• Task statement:
Count how many lines of the data below contain the string "this"; the reply should be that number alone.

◆ ◆ ◆ ◆ ◆ ◆ ◆

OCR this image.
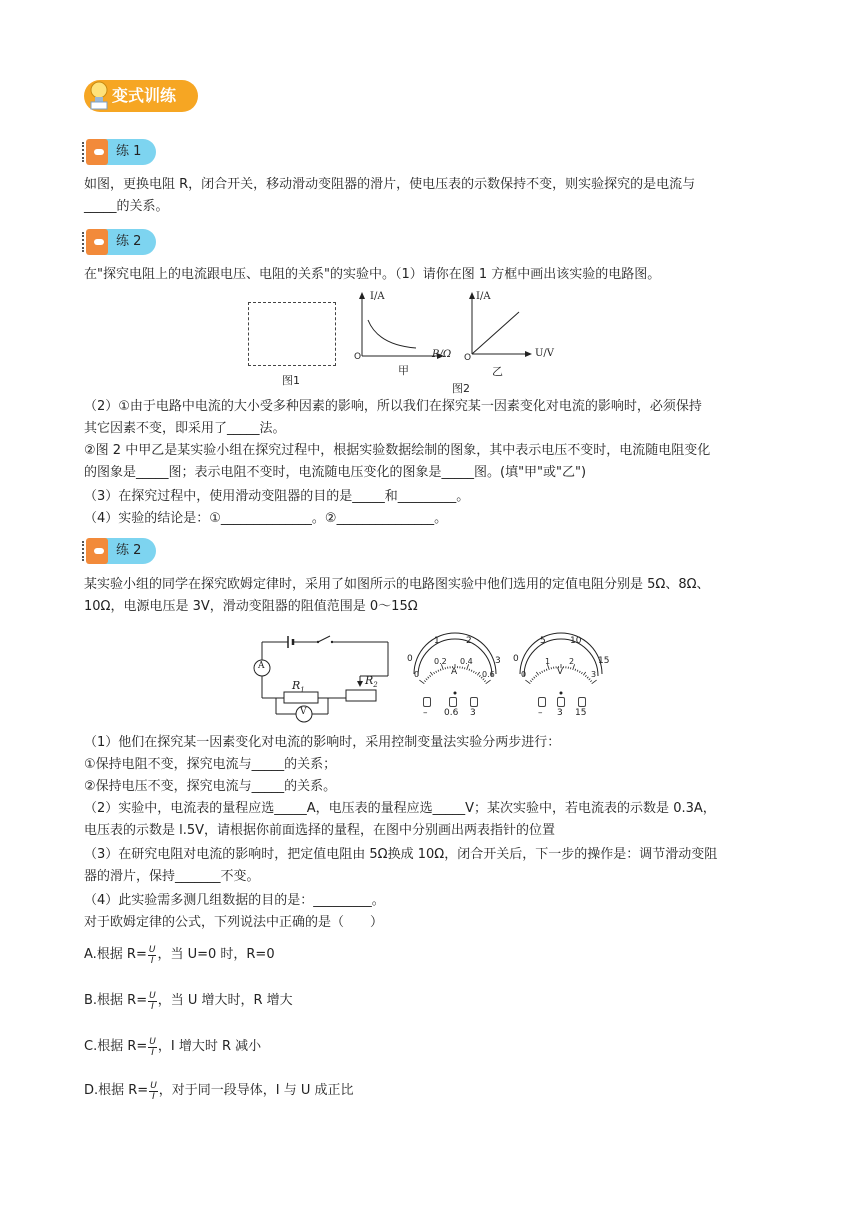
变式训练
练 1
如图，更换电阻 R，闭合开关，移动滑动变阻器的滑片，使电压表的示数保持不变，则实验探究的是电流与
_____的关系。
练 2
在"探究电阻上的电流跟电压、电阻的关系"的实验中。（1）请你在图 1 方框中画出该实验的电路图。
图1
I/A
R/Ω
O
甲
I/A
U/V
O
乙
图2
（2）①由于电路中电流的大小受多种因素的影响，所以我们在探究某一因素变化对电流的影响时，必须保持
其它因素不变，即采用了_____法。
②图 2 中甲乙是某实验小组在探究过程中，根据实验数据绘制的图象，其中表示电压不变时，电流随电阻变化
的图象是_____图；表示电阻不变时，电流随电压变化的图象是_____图。(填"甲"或"乙")
（3）在探究过程中，使用滑动变阻器的目的是_____和_________。
（4）实验的结论是：①______________。②_______________。
练 2
某实验小组的同学在探究欧姆定律时，采用了如图所示的电路图实验中他们选用的定值电阻分别是 5Ω、8Ω、
10Ω，电源电压是 3V，滑动变阻器的阻值范围是 0～15Ω
A
V
$R_1$
$R_2$
0
1	2
3
0
0.2 0.4
0.6
A
– 0.6 3
0
5	10
15
0
1 2
3
V
– 3 15
（1）他们在探究某一因素变化对电流的影响时，采用控制变量法实验分两步进行：
①保持电阻不变，探究电流与_____的关系；
②保持电压不变，探究电流与_____的关系。
（2）实验中，电流表的量程应选_____A，电压表的量程应选_____V；某次实验中，若电流表的示数是 0.3A，
电压表的示数是 l.5V，请根据你前面选择的量程，在图中分别画出两表指针的位置
（3）在研究电阻对电流的影响时，把定值电阻由 5Ω换成 10Ω，闭合开关后，下一步的操作是：调节滑动变阻
器的滑片，保持_______不变。
（4）此实验需多测几组数据的目的是：_________。
对于欧姆定律的公式，下列说法中正确的是（　　）
A.根据 $R= \frac{U}{I}$ ，当 U=0 时，R=0
B.根据 $R= \frac{U}{I}$ ，当 U 增大时，R 增大
C.根据 $R= \frac{U}{I}$ ，I 增大时 R 减小
D.根据 $R= \frac{U}{I}$ ，对于同一段导体，I 与 U 成正比
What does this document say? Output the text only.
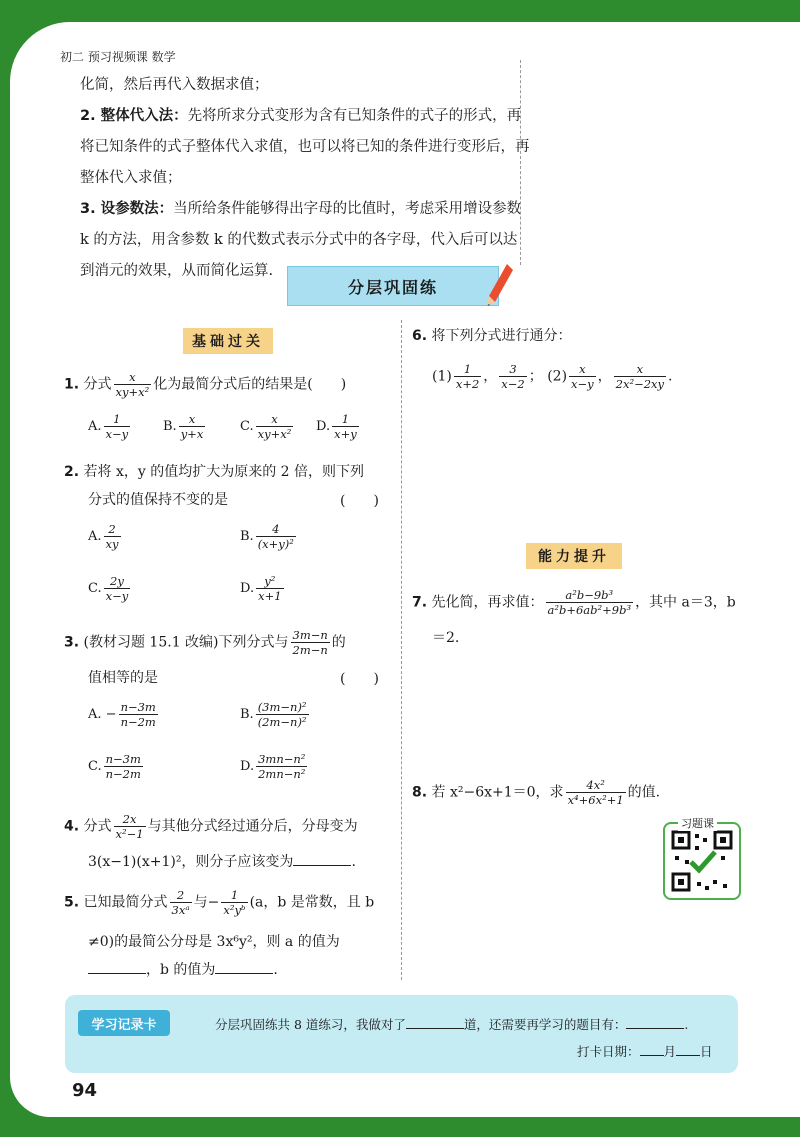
初二 预习视频课 数学
化简，然后再代入数据求值；
2. 整体代入法：先将所求分式变形为含有已知条件的式子的形式，再将已知条件的式子整体代入求值，也可以将已知的条件进行变形后，再整体代入求值；
3. 设参数法：当所给条件能够得出字母的比值时，考虑采用增设参数 k 的方法，用含参数 k 的代数式表示分式中的各字母，代入后可以达到消元的效果，从而简化运算.
分层巩固练
基础过关
1. 分式 $\frac{x}{\text{xy+x²}}$ 化为最简分式后的结果是(　　)
A. $\frac{1}{x-y}$	B. $\frac{x}{y+x}$	C. $\frac{x}{\text{xy+x²}} D$. $\frac{1}{x+y}$
2. 若将 x，y 的值均扩大为原来的 2 倍，则下列
分式的值保持不变的是	(　　)
A. $\frac{2}{xy}$	B. $\frac{4}{\text{(x+y)²}}$
C. $\frac{2y}{x-y}$	D. $\frac{\text{y²}}{x+1}$
3. (教材习题 15.1 改编)下列分式与 $\frac{3m-n}{2m-n}$ 的
值相等的是	(　　)
A. − $\frac{n-3m}{n-2m}$	B. $\frac{\text{(3m−n)²}}{\text{(2m−n)²}}$
C. $\frac{n-3m}{n-2m}$	D. $\frac{\text{3mn−n²}}{\text{2mn−n²}}$
4. 分式 $\frac{2x}{\text{x²−1}}$ 与其他分式经过通分后，分母变为
3(x−1)(x+1)²，则分子应该变为	.
5. 已知最简分式 $\frac{2}{\text{3xᵃ}}$ 与− $\frac{1}{\text{x²yᵇ}} (a$，b 是常数，且 b
≠0)的最简公分母是 3x⁶y²，则 a 的值为
，b 的值为	.
6. 将下列分式进行通分：
$(1) \frac{1}{x+2}$ ， $\frac{3}{x-2}$ ； $(2) \frac{x}{x-y}$ ， $\frac{x}{\text{2x²−2xy}}$ .
能力提升
7. 先化简，再求值： $\frac{\text{a²b−9b³}}{\text{a²b+6ab²+9b³}}$ ，其中 a＝3，b
＝2.
8. 若 x²−6x+1＝0，求 $\frac{\text{4x²}}{\text{x⁴+6x²+1}}$ 的值.
习题课
学习记录卡	分层巩固练共 8 道练习，我做对了	道，还需要再学习的题目有：	.
打卡日期： 月 日
94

◆ ◆ ◆ ◆ ◆ ◆ ◆

• The result:
2